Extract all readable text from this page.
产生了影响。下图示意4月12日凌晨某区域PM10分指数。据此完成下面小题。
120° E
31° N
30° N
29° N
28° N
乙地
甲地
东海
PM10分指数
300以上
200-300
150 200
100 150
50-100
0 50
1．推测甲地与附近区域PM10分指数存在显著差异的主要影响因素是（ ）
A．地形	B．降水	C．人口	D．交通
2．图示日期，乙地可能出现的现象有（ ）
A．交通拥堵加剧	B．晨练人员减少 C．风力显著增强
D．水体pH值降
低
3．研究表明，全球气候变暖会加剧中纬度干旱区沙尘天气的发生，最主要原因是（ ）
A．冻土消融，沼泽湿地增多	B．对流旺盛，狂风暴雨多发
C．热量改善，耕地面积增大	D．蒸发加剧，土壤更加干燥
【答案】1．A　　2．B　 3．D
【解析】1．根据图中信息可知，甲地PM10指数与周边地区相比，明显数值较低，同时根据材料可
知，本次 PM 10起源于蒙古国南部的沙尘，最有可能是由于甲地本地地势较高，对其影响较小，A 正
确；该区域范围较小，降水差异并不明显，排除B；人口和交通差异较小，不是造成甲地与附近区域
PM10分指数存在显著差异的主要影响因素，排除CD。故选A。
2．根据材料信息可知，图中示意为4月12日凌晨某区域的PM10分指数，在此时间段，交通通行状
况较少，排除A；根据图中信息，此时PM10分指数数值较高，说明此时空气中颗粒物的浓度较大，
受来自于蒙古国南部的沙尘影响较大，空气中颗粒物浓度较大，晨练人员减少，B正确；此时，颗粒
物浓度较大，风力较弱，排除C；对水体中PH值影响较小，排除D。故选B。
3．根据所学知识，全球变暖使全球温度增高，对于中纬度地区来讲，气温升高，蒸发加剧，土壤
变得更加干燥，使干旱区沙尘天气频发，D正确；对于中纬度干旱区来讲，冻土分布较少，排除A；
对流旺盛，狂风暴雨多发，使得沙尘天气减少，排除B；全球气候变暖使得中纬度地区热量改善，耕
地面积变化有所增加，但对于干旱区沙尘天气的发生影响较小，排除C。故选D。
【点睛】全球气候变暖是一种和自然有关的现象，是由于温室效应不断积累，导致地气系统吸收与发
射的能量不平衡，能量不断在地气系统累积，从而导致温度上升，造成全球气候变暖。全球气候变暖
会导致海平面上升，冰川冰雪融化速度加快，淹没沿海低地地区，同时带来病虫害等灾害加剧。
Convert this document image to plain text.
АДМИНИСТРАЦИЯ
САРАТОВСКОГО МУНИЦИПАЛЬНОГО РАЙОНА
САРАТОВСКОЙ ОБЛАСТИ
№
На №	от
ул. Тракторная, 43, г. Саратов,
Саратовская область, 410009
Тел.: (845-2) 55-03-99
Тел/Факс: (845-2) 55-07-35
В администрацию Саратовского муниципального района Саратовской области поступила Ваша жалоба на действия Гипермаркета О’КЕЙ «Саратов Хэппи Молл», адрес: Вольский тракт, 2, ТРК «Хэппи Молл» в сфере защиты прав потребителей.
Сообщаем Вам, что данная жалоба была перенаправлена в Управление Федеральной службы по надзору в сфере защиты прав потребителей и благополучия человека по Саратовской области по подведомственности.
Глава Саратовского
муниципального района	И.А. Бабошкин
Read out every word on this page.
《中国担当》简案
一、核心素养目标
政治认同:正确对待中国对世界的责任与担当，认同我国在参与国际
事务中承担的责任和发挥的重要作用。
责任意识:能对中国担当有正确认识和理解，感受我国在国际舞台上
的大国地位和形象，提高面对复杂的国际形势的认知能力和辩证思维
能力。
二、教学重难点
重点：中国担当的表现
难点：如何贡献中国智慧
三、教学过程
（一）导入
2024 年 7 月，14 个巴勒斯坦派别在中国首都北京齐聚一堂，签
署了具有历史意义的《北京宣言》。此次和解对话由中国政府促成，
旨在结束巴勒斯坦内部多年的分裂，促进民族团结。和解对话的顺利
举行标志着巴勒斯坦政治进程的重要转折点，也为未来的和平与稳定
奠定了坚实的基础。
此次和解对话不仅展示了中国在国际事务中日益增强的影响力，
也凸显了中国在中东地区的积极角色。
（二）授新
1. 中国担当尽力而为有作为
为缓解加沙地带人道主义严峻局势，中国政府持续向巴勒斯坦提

# # # # #

Direction:
Restate each entry exactly, skipping none.

Answer for the task:
Extract all readable text from this page.
产生了影响。下图示意4月12日凌晨某区域PM10分指数。据此完成下面小题。
120° E
31° N
30° N
29° N
28° N
乙地
甲地
东海
PM10分指数
300以上
200-300
150 200
100 150
50-100
0 50
1．推测甲地与附近区域PM10分指数存在显著差异的主要影响因素是（ ）
A．地形	B．降水	C．人口	D．交通
2．图示日期，乙地可能出现的现象有（ ）
A．交通拥堵加剧	B．晨练人员减少 C．风力显著增强
D．水体pH值降
低
3．研究表明，全球气候变暖会加剧中纬度干旱区沙尘天气的发生，最主要原因是（ ）
A．冻土消融，沼泽湿地增多	B．对流旺盛，狂风暴雨多发
C．热量改善，耕地面积增大	D．蒸发加剧，土壤更加干燥
【答案】1．A　　2．B　 3．D
【解析】1．根据图中信息可知，甲地PM10指数与周边地区相比，明显数值较低，同时根据材料可
知，本次 PM 10起源于蒙古国南部的沙尘，最有可能是由于甲地本地地势较高，对其影响较小，A 正
确；该区域范围较小，降水差异并不明显，排除B；人口和交通差异较小，不是造成甲地与附近区域
PM10分指数存在显著差异的主要影响因素，排除CD。故选A。
2．根据材料信息可知，图中示意为4月12日凌晨某区域的PM10分指数，在此时间段，交通通行状
况较少，排除A；根据图中信息，此时PM10分指数数值较高，说明此时空气中颗粒物的浓度较大，
受来自于蒙古国南部的沙尘影响较大，空气中颗粒物浓度较大，晨练人员减少，B正确；此时，颗粒
物浓度较大，风力较弱，排除C；对水体中PH值影响较小，排除D。故选B。
3．根据所学知识，全球变暖使全球温度增高，对于中纬度地区来讲，气温升高，蒸发加剧，土壤
变得更加干燥，使干旱区沙尘天气频发，D正确；对于中纬度干旱区来讲，冻土分布较少，排除A；
对流旺盛，狂风暴雨多发，使得沙尘天气减少，排除B；全球气候变暖使得中纬度地区热量改善，耕
地面积变化有所增加，但对于干旱区沙尘天气的发生影响较小，排除C。故选D。
【点睛】全球气候变暖是一种和自然有关的现象，是由于温室效应不断积累，导致地气系统吸收与发
射的能量不平衡，能量不断在地气系统累积，从而导致温度上升，造成全球气候变暖。全球气候变暖
会导致海平面上升，冰川冰雪融化速度加快，淹没沿海低地地区，同时带来病虫害等灾害加剧。
Convert this document image to plain text.
АДМИНИСТРАЦИЯ
САРАТОВСКОГО МУНИЦИПАЛЬНОГО РАЙОНА
САРАТОВСКОЙ ОБЛАСТИ
№
На №	от
ул. Тракторная, 43, г. Саратов,
Саратовская область, 410009
Тел.: (845-2) 55-03-99
Тел/Факс: (845-2) 55-07-35
В администрацию Саратовского муниципального района Саратовской области поступила Ваша жалоба на действия Гипермаркета О’КЕЙ «Саратов Хэппи Молл», адрес: Вольский тракт, 2, ТРК «Хэппи Молл» в сфере защиты прав потребителей.
Сообщаем Вам, что данная жалоба была перенаправлена в Управление Федеральной службы по надзору в сфере защиты прав потребителей и благополучия человека по Саратовской области по подведомственности.
Глава Саратовского
муниципального района	И.А. Бабошкин
Read out every word on this page.
《中国担当》简案
一、核心素养目标
政治认同:正确对待中国对世界的责任与担当，认同我国在参与国际
事务中承担的责任和发挥的重要作用。
责任意识:能对中国担当有正确认识和理解，感受我国在国际舞台上
的大国地位和形象，提高面对复杂的国际形势的认知能力和辩证思维
能力。
二、教学重难点
重点：中国担当的表现
难点：如何贡献中国智慧
三、教学过程
（一）导入
2024 年 7 月，14 个巴勒斯坦派别在中国首都北京齐聚一堂，签
署了具有历史意义的《北京宣言》。此次和解对话由中国政府促成，
旨在结束巴勒斯坦内部多年的分裂，促进民族团结。和解对话的顺利
举行标志着巴勒斯坦政治进程的重要转折点，也为未来的和平与稳定
奠定了坚实的基础。
此次和解对话不仅展示了中国在国际事务中日益增强的影响力，
也凸显了中国在中东地区的积极角色。
（二）授新
1. 中国担当尽力而为有作为
为缓解加沙地带人道主义严峻局势，中国政府持续向巴勒斯坦提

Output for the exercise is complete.